[What is being asked] What is the number of lines in the entries that include the word "Francés"? Respond with the number only.

# Extracted entries start

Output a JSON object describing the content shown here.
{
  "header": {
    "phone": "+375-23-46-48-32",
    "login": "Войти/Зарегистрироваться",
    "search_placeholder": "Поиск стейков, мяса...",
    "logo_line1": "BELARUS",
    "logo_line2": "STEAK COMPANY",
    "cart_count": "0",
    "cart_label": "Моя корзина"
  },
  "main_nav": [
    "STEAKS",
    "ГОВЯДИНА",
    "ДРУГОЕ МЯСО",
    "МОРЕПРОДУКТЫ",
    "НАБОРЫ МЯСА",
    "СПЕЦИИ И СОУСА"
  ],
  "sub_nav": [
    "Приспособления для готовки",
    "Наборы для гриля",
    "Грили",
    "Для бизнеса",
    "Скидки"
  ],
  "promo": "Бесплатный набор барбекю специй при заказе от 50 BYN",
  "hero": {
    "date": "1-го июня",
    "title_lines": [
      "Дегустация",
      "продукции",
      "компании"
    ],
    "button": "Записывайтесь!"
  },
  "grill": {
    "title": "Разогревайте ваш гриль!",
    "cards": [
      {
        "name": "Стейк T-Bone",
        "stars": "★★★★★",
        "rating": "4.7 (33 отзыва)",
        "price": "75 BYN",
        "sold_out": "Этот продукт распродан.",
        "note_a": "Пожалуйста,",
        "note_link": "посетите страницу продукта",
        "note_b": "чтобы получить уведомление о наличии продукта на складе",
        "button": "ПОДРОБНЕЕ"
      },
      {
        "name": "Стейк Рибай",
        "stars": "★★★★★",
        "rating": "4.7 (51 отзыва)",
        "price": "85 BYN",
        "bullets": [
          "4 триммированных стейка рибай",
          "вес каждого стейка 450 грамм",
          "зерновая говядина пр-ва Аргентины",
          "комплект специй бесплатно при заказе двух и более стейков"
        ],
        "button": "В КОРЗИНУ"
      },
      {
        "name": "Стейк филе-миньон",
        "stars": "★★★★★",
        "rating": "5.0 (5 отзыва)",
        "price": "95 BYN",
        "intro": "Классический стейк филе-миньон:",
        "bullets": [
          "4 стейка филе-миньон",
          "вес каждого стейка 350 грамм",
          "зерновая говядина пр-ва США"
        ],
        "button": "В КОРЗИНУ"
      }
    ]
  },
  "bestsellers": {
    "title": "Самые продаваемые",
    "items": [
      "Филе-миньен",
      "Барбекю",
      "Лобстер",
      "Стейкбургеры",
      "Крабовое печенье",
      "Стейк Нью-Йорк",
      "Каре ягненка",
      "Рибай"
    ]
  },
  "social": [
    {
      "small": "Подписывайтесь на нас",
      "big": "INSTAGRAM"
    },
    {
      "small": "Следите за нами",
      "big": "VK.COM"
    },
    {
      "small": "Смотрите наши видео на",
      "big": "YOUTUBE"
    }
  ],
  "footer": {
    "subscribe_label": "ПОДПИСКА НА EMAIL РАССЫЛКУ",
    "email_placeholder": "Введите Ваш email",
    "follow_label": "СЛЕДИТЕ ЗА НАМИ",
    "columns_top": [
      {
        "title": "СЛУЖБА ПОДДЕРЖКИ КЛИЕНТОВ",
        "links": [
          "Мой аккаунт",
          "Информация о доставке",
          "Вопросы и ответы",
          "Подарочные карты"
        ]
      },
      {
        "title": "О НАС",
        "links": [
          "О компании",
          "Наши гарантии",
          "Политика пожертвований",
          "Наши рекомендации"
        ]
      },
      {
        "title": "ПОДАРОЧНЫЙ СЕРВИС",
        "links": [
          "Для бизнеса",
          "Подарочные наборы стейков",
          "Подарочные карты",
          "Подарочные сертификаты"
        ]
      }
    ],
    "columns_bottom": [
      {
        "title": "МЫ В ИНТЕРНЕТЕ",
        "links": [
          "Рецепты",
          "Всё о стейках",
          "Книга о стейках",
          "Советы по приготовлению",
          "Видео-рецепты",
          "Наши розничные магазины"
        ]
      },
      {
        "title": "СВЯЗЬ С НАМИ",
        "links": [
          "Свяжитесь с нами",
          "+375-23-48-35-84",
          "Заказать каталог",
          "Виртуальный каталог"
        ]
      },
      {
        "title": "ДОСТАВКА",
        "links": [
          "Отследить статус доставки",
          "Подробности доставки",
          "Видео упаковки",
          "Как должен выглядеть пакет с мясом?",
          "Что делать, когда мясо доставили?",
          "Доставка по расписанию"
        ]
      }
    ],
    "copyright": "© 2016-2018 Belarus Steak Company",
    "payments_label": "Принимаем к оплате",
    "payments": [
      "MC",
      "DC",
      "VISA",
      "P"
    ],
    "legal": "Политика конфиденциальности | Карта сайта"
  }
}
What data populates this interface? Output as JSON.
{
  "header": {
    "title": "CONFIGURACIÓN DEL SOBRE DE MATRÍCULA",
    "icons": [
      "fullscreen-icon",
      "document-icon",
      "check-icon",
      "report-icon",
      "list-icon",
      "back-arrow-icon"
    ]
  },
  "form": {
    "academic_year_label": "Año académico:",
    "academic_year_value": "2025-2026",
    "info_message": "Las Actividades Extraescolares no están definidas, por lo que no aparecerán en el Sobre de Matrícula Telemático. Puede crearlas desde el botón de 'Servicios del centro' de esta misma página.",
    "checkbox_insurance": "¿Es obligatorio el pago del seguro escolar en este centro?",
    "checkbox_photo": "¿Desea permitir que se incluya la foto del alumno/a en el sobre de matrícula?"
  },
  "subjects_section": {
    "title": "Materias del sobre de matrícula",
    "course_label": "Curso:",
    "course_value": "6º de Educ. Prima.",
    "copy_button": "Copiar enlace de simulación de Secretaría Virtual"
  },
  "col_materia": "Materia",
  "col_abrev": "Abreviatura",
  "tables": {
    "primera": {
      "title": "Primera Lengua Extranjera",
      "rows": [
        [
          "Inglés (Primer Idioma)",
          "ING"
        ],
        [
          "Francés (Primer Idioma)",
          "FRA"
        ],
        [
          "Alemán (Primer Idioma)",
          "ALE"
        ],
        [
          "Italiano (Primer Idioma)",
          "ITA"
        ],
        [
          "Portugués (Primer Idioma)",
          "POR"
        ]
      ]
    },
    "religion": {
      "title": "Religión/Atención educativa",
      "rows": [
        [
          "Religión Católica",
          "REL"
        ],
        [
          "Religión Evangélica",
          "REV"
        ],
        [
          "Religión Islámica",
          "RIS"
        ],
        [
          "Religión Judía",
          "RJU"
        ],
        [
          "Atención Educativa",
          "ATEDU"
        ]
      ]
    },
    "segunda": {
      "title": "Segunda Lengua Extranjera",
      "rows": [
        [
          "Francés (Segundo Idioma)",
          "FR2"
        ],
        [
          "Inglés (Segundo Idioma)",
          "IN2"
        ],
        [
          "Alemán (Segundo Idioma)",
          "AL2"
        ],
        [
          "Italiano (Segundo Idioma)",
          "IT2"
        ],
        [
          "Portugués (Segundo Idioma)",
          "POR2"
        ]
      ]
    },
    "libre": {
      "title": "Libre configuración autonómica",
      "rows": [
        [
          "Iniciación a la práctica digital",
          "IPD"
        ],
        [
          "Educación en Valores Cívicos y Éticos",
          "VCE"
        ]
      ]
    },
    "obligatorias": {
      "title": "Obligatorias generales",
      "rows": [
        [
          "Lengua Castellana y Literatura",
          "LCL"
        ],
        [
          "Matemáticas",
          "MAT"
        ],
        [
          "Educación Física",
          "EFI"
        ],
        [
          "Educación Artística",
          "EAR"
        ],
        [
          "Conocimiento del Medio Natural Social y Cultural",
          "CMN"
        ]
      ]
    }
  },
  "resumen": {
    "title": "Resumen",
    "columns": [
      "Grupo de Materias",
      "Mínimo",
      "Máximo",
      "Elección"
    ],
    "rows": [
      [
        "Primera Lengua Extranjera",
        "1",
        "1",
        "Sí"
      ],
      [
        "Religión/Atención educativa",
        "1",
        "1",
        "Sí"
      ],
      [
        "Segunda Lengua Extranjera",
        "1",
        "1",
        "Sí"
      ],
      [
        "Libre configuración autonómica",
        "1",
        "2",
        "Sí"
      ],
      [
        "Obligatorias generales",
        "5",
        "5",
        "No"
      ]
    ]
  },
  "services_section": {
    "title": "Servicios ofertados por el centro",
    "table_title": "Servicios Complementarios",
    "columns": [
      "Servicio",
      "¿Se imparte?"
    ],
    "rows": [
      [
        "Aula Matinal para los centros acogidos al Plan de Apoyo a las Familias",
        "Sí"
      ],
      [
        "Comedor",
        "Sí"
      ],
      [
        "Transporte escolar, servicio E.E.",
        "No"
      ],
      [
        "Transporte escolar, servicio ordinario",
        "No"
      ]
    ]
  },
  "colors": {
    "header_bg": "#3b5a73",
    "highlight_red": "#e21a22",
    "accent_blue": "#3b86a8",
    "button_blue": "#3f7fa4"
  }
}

# Extracted entries end

[Completed task] 2